>> Start
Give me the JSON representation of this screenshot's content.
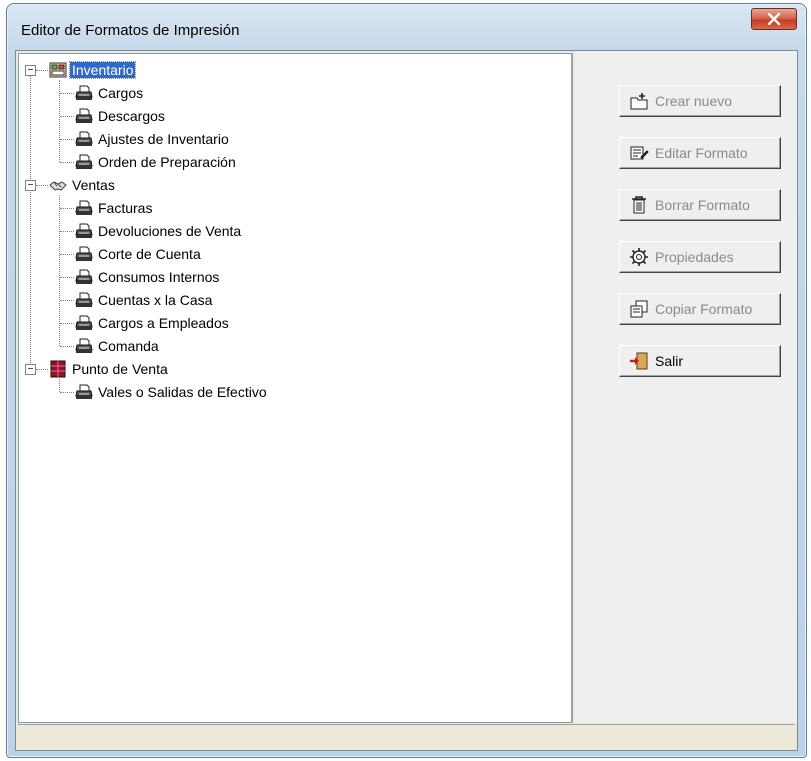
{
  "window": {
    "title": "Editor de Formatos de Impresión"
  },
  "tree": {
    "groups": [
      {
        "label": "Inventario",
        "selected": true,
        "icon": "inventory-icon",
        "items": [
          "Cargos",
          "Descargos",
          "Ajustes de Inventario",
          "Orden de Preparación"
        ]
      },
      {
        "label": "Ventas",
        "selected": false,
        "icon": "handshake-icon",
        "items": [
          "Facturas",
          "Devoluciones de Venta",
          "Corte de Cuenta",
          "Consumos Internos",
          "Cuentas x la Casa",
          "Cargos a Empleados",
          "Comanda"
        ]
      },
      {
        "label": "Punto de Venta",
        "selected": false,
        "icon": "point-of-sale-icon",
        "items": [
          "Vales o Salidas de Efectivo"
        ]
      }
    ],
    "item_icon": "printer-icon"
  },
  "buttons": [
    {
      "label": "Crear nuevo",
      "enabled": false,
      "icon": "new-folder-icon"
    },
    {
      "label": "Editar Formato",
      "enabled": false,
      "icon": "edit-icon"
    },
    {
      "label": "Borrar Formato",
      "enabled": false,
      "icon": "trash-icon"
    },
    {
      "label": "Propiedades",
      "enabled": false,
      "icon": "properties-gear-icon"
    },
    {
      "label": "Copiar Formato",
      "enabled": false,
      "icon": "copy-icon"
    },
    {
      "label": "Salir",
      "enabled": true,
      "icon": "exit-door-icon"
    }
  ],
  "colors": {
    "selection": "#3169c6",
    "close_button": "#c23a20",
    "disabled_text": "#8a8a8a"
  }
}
>> End
* [INSTRUCTIONS TO FOLLOW]
Look through the entries and return every line where "label" appears.

* [FULL RESPONSE]
        "label": "Inventario",
        "label": "Ventas",
        "label": "Punto de Venta",
      "label": "Crear nuevo",
      "label": "Editar Formato",
      "label": "Borrar Formato",
      "label": "Propiedades",
      "label": "Copiar Formato",
      "label": "Salir",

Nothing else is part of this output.